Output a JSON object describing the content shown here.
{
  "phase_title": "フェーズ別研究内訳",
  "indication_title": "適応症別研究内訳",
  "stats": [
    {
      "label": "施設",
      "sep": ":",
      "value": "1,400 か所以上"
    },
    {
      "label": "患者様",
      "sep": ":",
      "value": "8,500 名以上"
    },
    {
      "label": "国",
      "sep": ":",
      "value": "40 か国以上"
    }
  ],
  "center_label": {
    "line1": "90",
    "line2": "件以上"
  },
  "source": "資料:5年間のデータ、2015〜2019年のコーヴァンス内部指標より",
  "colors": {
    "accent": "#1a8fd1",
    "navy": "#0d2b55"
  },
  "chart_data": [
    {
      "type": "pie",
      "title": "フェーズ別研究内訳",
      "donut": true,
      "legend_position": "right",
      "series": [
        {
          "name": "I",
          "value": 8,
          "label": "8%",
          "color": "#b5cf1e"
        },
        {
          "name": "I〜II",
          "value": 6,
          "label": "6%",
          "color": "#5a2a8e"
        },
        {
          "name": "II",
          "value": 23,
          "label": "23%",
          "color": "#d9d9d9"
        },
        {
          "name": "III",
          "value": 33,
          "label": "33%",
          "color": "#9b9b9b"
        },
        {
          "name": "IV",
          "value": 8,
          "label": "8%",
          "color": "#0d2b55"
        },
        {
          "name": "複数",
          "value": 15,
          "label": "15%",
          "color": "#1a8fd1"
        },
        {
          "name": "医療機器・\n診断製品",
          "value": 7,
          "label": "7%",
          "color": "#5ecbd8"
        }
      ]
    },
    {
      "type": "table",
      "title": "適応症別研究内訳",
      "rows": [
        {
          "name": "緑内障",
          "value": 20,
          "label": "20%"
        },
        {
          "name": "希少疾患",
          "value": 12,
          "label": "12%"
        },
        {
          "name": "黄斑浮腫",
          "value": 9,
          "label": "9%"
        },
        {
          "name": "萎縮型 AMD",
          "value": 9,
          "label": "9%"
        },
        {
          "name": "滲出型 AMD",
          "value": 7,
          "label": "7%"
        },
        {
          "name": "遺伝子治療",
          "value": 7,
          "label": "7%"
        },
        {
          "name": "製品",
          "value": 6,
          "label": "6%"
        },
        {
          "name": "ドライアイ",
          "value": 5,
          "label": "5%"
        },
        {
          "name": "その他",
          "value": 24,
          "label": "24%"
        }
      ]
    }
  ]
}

## Instruction
From the first line to the last, please quote the material above exactly.

## The output
Output a JSON object describing the content shown here.
{
  "phase_title": "フェーズ別研究内訳",
  "indication_title": "適応症別研究内訳",
  "stats": [
    {
      "label": "施設",
      "sep": ":",
      "value": "1,400 か所以上"
    },
    {
      "label": "患者様",
      "sep": ":",
      "value": "8,500 名以上"
    },
    {
      "label": "国",
      "sep": ":",
      "value": "40 か国以上"
    }
  ],
  "center_label": {
    "line1": "90",
    "line2": "件以上"
  },
  "source": "資料:5年間のデータ、2015〜2019年のコーヴァンス内部指標より",
  "colors": {
    "accent": "#1a8fd1",
    "navy": "#0d2b55"
  },
  "chart_data": [
    {
      "type": "pie",
      "title": "フェーズ別研究内訳",
      "donut": true,
      "legend_position": "right",
      "series": [
        {
          "name": "I",
          "value": 8,
          "label": "8%",
          "color": "#b5cf1e"
        },
        {
          "name": "I〜II",
          "value": 6,
          "label": "6%",
          "color": "#5a2a8e"
        },
        {
          "name": "II",
          "value": 23,
          "label": "23%",
          "color": "#d9d9d9"
        },
        {
          "name": "III",
          "value": 33,
          "label": "33%",
          "color": "#9b9b9b"
        },
        {
          "name": "IV",
          "value": 8,
          "label": "8%",
          "color": "#0d2b55"
        },
        {
          "name": "複数",
          "value": 15,
          "label": "15%",
          "color": "#1a8fd1"
        },
        {
          "name": "医療機器・\n診断製品",
          "value": 7,
          "label": "7%",
          "color": "#5ecbd8"
        }
      ]
    },
    {
      "type": "table",
      "title": "適応症別研究内訳",
      "rows": [
        {
          "name": "緑内障",
          "value": 20,
          "label": "20%"
        },
        {
          "name": "希少疾患",
          "value": 12,
          "label": "12%"
        },
        {
          "name": "黄斑浮腫",
          "value": 9,
          "label": "9%"
        },
        {
          "name": "萎縮型 AMD",
          "value": 9,
          "label": "9%"
        },
        {
          "name": "滲出型 AMD",
          "value": 7,
          "label": "7%"
        },
        {
          "name": "遺伝子治療",
          "value": 7,
          "label": "7%"
        },
        {
          "name": "製品",
          "value": 6,
          "label": "6%"
        },
        {
          "name": "ドライアイ",
          "value": 5,
          "label": "5%"
        },
        {
          "name": "その他",
          "value": 24,
          "label": "24%"
        }
      ]
    }
  ]
}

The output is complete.